▶ **Goal of the exercise**: Gather every line that includes the word "seeds", please.

○ ○ ○ ○ ○

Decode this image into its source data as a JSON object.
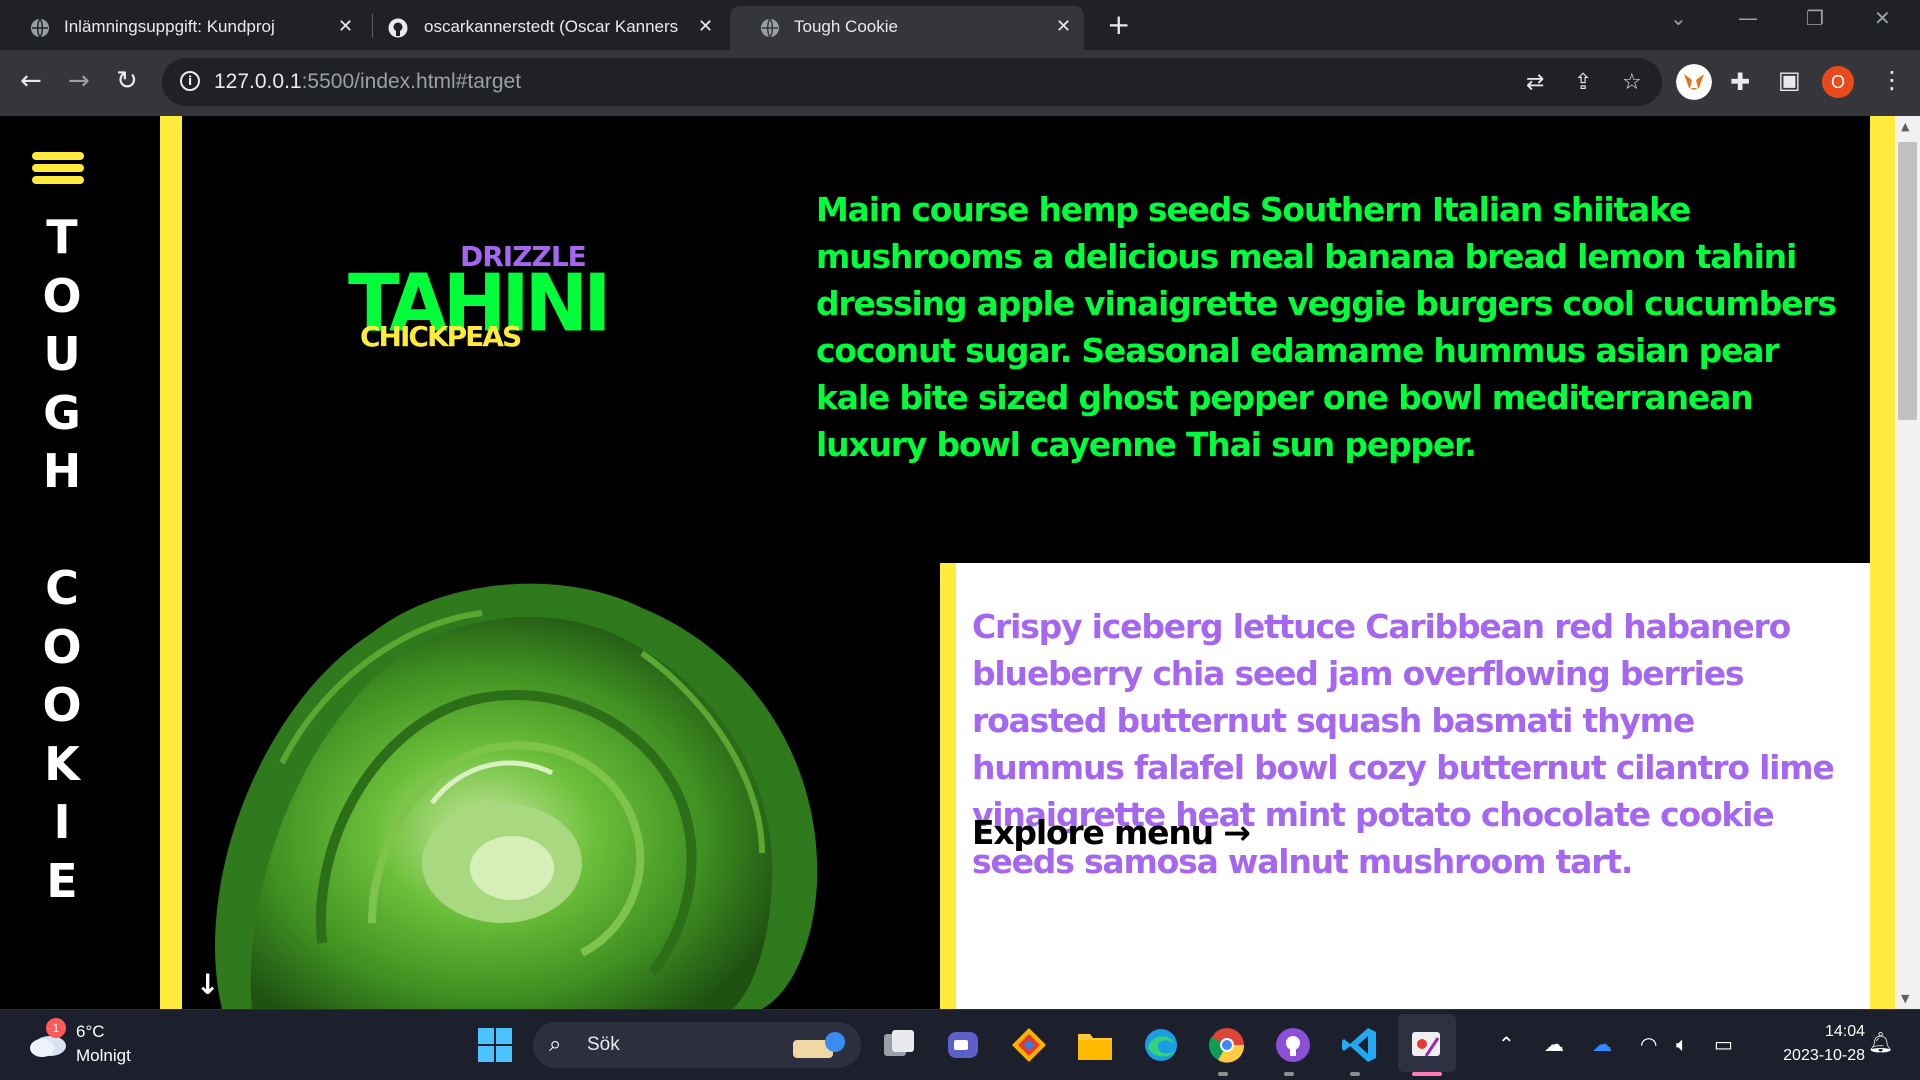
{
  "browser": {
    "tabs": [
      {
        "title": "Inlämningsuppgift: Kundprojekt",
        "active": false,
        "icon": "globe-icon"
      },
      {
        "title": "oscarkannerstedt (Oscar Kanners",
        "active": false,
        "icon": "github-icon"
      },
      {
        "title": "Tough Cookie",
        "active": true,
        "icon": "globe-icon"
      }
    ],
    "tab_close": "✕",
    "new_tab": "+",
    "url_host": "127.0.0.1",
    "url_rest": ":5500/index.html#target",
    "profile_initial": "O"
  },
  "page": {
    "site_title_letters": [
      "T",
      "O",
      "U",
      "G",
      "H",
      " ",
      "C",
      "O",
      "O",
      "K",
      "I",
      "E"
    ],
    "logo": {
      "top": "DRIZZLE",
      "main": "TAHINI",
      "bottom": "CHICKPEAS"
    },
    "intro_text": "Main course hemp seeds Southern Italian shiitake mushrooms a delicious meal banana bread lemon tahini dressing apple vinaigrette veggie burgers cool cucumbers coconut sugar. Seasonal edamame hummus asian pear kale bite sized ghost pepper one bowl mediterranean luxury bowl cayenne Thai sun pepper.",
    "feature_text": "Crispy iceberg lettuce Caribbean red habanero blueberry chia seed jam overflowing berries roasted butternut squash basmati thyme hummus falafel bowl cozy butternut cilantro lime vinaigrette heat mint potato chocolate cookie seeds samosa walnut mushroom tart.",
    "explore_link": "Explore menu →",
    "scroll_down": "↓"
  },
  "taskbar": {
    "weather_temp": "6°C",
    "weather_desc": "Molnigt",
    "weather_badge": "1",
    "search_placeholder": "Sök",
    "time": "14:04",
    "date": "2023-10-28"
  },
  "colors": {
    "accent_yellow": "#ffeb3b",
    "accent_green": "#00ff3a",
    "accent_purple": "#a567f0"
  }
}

○ ○ ○ ○ ○

▶ **Task result**:
    "intro_text": "Main course hemp seeds Southern Italian shiitake mushrooms a delicious meal banana bread lemon tahini dressing apple vinaigrette veggie burgers cool cucumbers coconut sugar. Seasonal edamame hummus asian pear kale bite sized ghost pepper one bowl mediterranean luxury bowl cayenne Thai sun pepper.",
    "feature_text": "Crispy iceberg lettuce Caribbean red habanero blueberry chia seed jam overflowing berries roasted butternut squash basmati thyme hummus falafel bowl cozy butternut cilantro lime vinaigrette heat mint potato chocolate cookie seeds samosa walnut mushroom tart.",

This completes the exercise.